Exercise brief → Set the data down again, exactly as it reads, but without the pictures.

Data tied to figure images

=-=-=

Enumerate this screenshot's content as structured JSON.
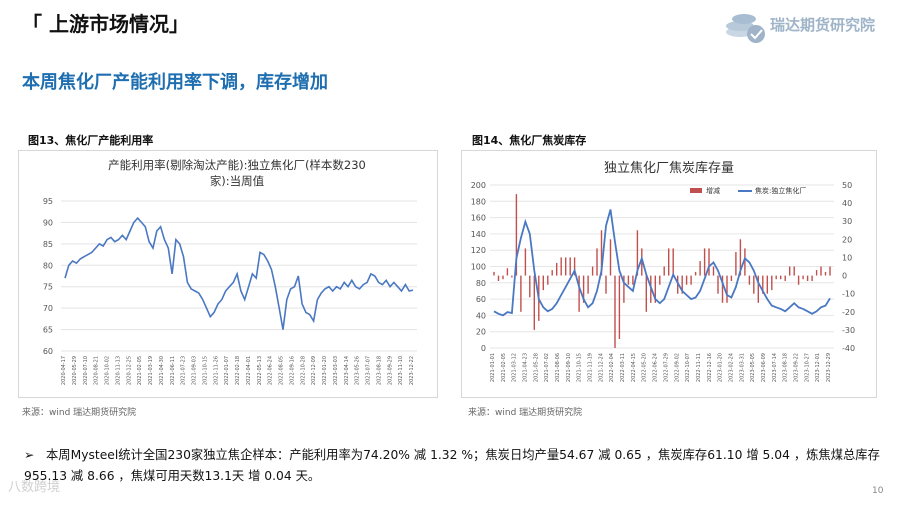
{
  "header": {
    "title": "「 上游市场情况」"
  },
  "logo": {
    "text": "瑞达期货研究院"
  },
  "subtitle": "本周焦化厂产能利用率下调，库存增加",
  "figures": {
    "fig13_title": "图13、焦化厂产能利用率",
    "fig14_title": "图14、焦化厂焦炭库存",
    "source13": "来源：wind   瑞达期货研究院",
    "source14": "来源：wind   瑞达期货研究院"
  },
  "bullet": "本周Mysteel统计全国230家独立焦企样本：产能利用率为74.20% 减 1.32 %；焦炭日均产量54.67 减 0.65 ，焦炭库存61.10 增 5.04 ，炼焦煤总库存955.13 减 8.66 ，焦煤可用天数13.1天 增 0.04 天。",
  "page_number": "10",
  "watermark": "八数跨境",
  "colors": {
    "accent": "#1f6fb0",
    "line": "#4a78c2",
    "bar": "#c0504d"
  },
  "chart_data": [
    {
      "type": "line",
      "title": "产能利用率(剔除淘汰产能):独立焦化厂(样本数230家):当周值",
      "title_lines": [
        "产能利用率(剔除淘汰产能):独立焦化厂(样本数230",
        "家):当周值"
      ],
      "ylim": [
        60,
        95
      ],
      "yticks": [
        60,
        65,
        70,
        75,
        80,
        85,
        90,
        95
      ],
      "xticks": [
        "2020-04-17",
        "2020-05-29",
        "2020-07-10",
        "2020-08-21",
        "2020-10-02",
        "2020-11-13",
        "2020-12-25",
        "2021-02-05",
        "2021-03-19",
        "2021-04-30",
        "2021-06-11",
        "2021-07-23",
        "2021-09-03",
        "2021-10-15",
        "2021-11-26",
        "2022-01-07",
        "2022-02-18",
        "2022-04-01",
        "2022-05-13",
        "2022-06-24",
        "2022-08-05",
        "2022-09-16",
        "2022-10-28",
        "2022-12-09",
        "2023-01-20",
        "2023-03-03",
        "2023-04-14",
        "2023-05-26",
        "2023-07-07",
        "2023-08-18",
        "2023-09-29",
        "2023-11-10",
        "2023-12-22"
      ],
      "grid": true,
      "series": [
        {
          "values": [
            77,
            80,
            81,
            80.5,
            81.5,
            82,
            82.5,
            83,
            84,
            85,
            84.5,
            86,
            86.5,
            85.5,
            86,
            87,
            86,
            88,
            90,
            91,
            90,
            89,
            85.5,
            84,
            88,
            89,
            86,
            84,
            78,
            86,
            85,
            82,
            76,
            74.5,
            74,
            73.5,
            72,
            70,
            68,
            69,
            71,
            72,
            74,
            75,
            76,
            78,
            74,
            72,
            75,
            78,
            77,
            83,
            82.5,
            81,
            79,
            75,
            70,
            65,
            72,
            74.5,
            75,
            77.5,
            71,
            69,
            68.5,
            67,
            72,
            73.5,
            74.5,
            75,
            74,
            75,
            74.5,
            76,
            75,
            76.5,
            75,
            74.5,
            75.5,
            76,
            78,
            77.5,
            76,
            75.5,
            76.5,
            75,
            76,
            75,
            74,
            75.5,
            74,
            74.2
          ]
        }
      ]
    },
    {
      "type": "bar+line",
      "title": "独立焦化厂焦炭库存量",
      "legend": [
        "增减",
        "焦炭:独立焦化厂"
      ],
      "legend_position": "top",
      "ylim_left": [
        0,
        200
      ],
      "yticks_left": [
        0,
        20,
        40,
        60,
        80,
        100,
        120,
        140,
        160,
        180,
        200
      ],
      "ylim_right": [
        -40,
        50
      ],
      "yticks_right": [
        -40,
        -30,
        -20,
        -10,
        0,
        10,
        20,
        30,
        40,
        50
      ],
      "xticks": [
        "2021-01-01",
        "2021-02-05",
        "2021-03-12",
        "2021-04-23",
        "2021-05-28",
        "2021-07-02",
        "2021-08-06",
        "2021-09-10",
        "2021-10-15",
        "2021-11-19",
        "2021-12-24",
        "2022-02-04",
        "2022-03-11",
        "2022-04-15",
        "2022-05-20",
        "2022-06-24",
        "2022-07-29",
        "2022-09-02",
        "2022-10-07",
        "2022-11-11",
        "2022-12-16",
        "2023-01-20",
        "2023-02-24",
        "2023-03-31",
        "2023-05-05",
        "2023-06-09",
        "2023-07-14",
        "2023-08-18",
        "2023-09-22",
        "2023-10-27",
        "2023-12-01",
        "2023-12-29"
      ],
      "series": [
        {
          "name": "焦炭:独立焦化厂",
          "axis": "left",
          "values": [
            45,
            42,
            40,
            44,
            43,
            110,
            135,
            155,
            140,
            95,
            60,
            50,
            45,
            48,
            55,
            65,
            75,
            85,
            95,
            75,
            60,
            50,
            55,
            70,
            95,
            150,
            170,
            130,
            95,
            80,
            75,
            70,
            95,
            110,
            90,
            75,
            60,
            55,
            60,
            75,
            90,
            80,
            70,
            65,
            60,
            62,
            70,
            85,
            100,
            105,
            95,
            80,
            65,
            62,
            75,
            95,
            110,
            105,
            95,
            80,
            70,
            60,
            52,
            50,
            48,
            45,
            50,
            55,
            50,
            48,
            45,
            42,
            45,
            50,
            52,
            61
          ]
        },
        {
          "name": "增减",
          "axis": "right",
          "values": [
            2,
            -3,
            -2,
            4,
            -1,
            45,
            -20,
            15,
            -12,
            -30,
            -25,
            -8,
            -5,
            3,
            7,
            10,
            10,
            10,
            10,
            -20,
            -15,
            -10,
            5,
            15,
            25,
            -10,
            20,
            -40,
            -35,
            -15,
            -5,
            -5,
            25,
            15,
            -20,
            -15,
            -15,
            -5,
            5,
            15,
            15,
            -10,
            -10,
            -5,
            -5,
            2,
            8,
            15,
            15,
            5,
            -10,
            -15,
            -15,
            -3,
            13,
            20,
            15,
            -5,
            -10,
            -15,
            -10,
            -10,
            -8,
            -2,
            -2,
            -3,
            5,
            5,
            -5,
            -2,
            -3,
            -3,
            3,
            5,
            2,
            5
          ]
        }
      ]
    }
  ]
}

=-=-=

Response to the task →
Enumerate this screenshot's content as structured JSON.
{
  "header": {
    "title": "「 上游市场情况」"
  },
  "logo": {
    "text": "瑞达期货研究院"
  },
  "subtitle": "本周焦化厂产能利用率下调，库存增加",
  "figures": {
    "fig13_title": "图13、焦化厂产能利用率",
    "fig14_title": "图14、焦化厂焦炭库存",
    "source13": "来源：wind   瑞达期货研究院",
    "source14": "来源：wind   瑞达期货研究院"
  },
  "bullet": "本周Mysteel统计全国230家独立焦企样本：产能利用率为74.20% 减 1.32 %；焦炭日均产量54.67 减 0.65 ，焦炭库存61.10 增 5.04 ，炼焦煤总库存955.13 减 8.66 ，焦煤可用天数13.1天 增 0.04 天。",
  "page_number": "10",
  "watermark": "八数跨境",
  "colors": {
    "accent": "#1f6fb0",
    "line": "#4a78c2",
    "bar": "#c0504d"
  },
  "chart_data": [
    {
      "type": "line",
      "title": "产能利用率(剔除淘汰产能):独立焦化厂(样本数230家):当周值",
      "title_lines": [
        "产能利用率(剔除淘汰产能):独立焦化厂(样本数230",
        "家):当周值"
      ],
      "ylim": [
        60,
        95
      ],
      "yticks": [
        60,
        65,
        70,
        75,
        80,
        85,
        90,
        95
      ],
      "xticks": [
        "2020-04-17",
        "2020-05-29",
        "2020-07-10",
        "2020-08-21",
        "2020-10-02",
        "2020-11-13",
        "2020-12-25",
        "2021-02-05",
        "2021-03-19",
        "2021-04-30",
        "2021-06-11",
        "2021-07-23",
        "2021-09-03",
        "2021-10-15",
        "2021-11-26",
        "2022-01-07",
        "2022-02-18",
        "2022-04-01",
        "2022-05-13",
        "2022-06-24",
        "2022-08-05",
        "2022-09-16",
        "2022-10-28",
        "2022-12-09",
        "2023-01-20",
        "2023-03-03",
        "2023-04-14",
        "2023-05-26",
        "2023-07-07",
        "2023-08-18",
        "2023-09-29",
        "2023-11-10",
        "2023-12-22"
      ],
      "grid": true,
      "series": [
        {
          "values": [
            77,
            80,
            81,
            80.5,
            81.5,
            82,
            82.5,
            83,
            84,
            85,
            84.5,
            86,
            86.5,
            85.5,
            86,
            87,
            86,
            88,
            90,
            91,
            90,
            89,
            85.5,
            84,
            88,
            89,
            86,
            84,
            78,
            86,
            85,
            82,
            76,
            74.5,
            74,
            73.5,
            72,
            70,
            68,
            69,
            71,
            72,
            74,
            75,
            76,
            78,
            74,
            72,
            75,
            78,
            77,
            83,
            82.5,
            81,
            79,
            75,
            70,
            65,
            72,
            74.5,
            75,
            77.5,
            71,
            69,
            68.5,
            67,
            72,
            73.5,
            74.5,
            75,
            74,
            75,
            74.5,
            76,
            75,
            76.5,
            75,
            74.5,
            75.5,
            76,
            78,
            77.5,
            76,
            75.5,
            76.5,
            75,
            76,
            75,
            74,
            75.5,
            74,
            74.2
          ]
        }
      ]
    },
    {
      "type": "bar+line",
      "title": "独立焦化厂焦炭库存量",
      "legend": [
        "增减",
        "焦炭:独立焦化厂"
      ],
      "legend_position": "top",
      "ylim_left": [
        0,
        200
      ],
      "yticks_left": [
        0,
        20,
        40,
        60,
        80,
        100,
        120,
        140,
        160,
        180,
        200
      ],
      "ylim_right": [
        -40,
        50
      ],
      "yticks_right": [
        -40,
        -30,
        -20,
        -10,
        0,
        10,
        20,
        30,
        40,
        50
      ],
      "xticks": [
        "2021-01-01",
        "2021-02-05",
        "2021-03-12",
        "2021-04-23",
        "2021-05-28",
        "2021-07-02",
        "2021-08-06",
        "2021-09-10",
        "2021-10-15",
        "2021-11-19",
        "2021-12-24",
        "2022-02-04",
        "2022-03-11",
        "2022-04-15",
        "2022-05-20",
        "2022-06-24",
        "2022-07-29",
        "2022-09-02",
        "2022-10-07",
        "2022-11-11",
        "2022-12-16",
        "2023-01-20",
        "2023-02-24",
        "2023-03-31",
        "2023-05-05",
        "2023-06-09",
        "2023-07-14",
        "2023-08-18",
        "2023-09-22",
        "2023-10-27",
        "2023-12-01",
        "2023-12-29"
      ],
      "series": [
        {
          "name": "焦炭:独立焦化厂",
          "axis": "left",
          "values": [
            45,
            42,
            40,
            44,
            43,
            110,
            135,
            155,
            140,
            95,
            60,
            50,
            45,
            48,
            55,
            65,
            75,
            85,
            95,
            75,
            60,
            50,
            55,
            70,
            95,
            150,
            170,
            130,
            95,
            80,
            75,
            70,
            95,
            110,
            90,
            75,
            60,
            55,
            60,
            75,
            90,
            80,
            70,
            65,
            60,
            62,
            70,
            85,
            100,
            105,
            95,
            80,
            65,
            62,
            75,
            95,
            110,
            105,
            95,
            80,
            70,
            60,
            52,
            50,
            48,
            45,
            50,
            55,
            50,
            48,
            45,
            42,
            45,
            50,
            52,
            61
          ]
        },
        {
          "name": "增减",
          "axis": "right",
          "values": [
            2,
            -3,
            -2,
            4,
            -1,
            45,
            -20,
            15,
            -12,
            -30,
            -25,
            -8,
            -5,
            3,
            7,
            10,
            10,
            10,
            10,
            -20,
            -15,
            -10,
            5,
            15,
            25,
            -10,
            20,
            -40,
            -35,
            -15,
            -5,
            -5,
            25,
            15,
            -20,
            -15,
            -15,
            -5,
            5,
            15,
            15,
            -10,
            -10,
            -5,
            -5,
            2,
            8,
            15,
            15,
            5,
            -10,
            -15,
            -15,
            -3,
            13,
            20,
            15,
            -5,
            -10,
            -15,
            -10,
            -10,
            -8,
            -2,
            -2,
            -3,
            5,
            5,
            -5,
            -2,
            -3,
            -3,
            3,
            5,
            2,
            5
          ]
        }
      ]
    }
  ]
}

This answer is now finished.